Rinoa's updated character model in the Remastered version, which resembles her appearance in Dissidia Final Fantasy NT, depicts her tank top and sweater shifted further upwards, although this may be simply to unify her appearance with how she appears in FMVs Rinoa 12.

When the player uses the Devour command they get a "Censored...please stand by" message while eating sounds play on the background. Nothing is actually censored; the scene is in every version and is included for humor.

Final Fantasy XII[]

The scene where Penelo is held hostage is censored from the Japanese version.

The scene where Penelo is tied up in Ba'Gamnan's Lhusu Mines hideout was cut from the original Japanese version to get a lower rating. Producer Akitoshi Kawazu has explained the decision to do this thusly: "[...] at the time right before the Japanese release there were various incidents in the real world which...basically there were some similarities there that would have made it a difficult thing to release at the lower age rating that we wanted."[4]

This is a rare case of a Final Fantasy game being censored for Japan, but not for overseas versions. The "incidents in the real world" Kawazu refers to, but does not specify, may refer to Tsutomu Miyazaki, a Japanese serial killer who abducted and murdered four young girls in Saitama and Tokyo Prefectures from August 1988 to June 1989. His death sentence was upheld by the Japanese supreme court in January 2006, two months before Final Fantasy XII came out. The scene has been included in all Japanese releases since the International Zodiac Job System version.

Final Fantasy XIV[]

Haurchefant Greystone's personality is different in the English, French, and German versions. According to John Crow, the English localization lead, Haurchefant is intended to be received as a good and true ally, but some of his comments directed at the player could—if rendered in English as written in Japanese—provoke a negative reaction. This wasn't a concern for the Japanese version, as Haurchefant's characterization played to the Japanese archetype of a "lovable debauchee."[5] In the Japanese version, regardless of player character gender, Haurchefant makes comments that may be perceived by a western audience as sexual harassment, greeting players with "Have you come to show me the development of your chiseled body?" and ending conversations with, "...but this area has become increasingly cold, hasn't it? A warm bed will be waiting for you!"

Final Fantasy XV[]

Comparison of the Shiva models.

The Chinese version has an altered model for Shiva with a skin-tight shiny outfit rather than appearing almost nude, and less pale skin. Skeletons and liches were also altered for the Chinese version.

Early material for Final Fantasy Versus XIII had the kingdom of Lucis worship the Grim Reaper more prominently. This was toned down when the game became Final Fantasy XV due to ratings concerns in certain countries.

> **The tasks**
A – Answer these from the Final Fantasy censorship text, one answer per line, marked as the questions are:
(i) In which version of Final Fantasy XII was the scene of Penelo tied up in Ba'Gamnan's hideout cut?
(ii) Who is named as the English localization lead for Final Fantasy XIV?
(iii) What does Shiva wear in the Chinese version of Final Fantasy XV?
B – Please carry on the Final Fantasy censorship text from its final sentence, keeping the same style.
The lines that come next are taken from a different source than the Final Fantasy censorship text.

> **Data excerpt**
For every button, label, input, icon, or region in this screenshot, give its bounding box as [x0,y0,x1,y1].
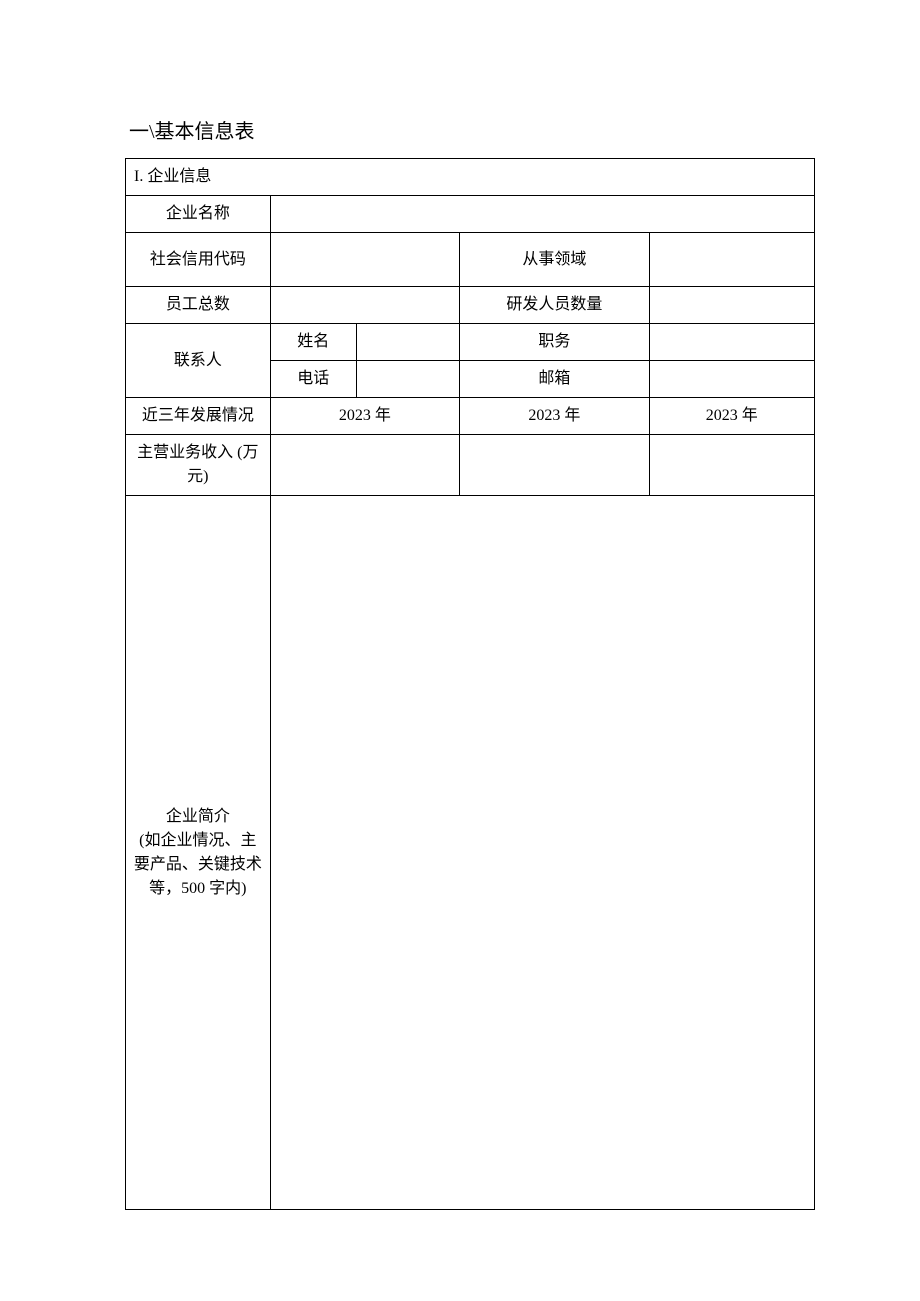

> **Results for the exercise**
A –
(i) The original Japanese version.
(ii) John Crow.
(iii) A skin-tight shiny outfit.

B –
Prompto Argentum's vest had a tag that read "It's a beautiful day now watch some bastard fuck it up" in the earlier renders for his character, and in the Final Fantasy XV Episode Duscae demo. This is an actual tag available from the clothing company Roen that collaborated to design the main cast's outfits for the game. In the final game the message is changed to "It's a beautiful day now watch some bastard mess it up", although in the Windows Edition it still says "fuck it up" in the highest settings.

The Chadarnook enemy is based on the enemy of the same name from Final Fantasy VI, and is largely similar in appearance as a nude woman with clouds covering her privates. It is the target of a quest from Vyv Dorden, who tasks the party with photographing the famous daemon for his magazine. When he receives the photograph, he remarks that the picture is too risqué for his magazine, lampshading the enemy's previous censorship in VI.

In the bestiary, the 3D models of Shiva, Chadarnook and Melusine are locked from free-rotation, unlike other creature models. In the Dossiers, it is possible to rotate and zoom in on the male characters but not the female ones.

Final Fantasy Type-0[]

In the HD version, Kazusa's swimsuit model and Emina's lingerie model are removed from the Historical Personae. They were viewable as alternate outfits in the Rubicus after completing the characters' sidequests in the PlayStation Portable version. Female characters' skirts are also more rigid, and less prone to revealing their underwear.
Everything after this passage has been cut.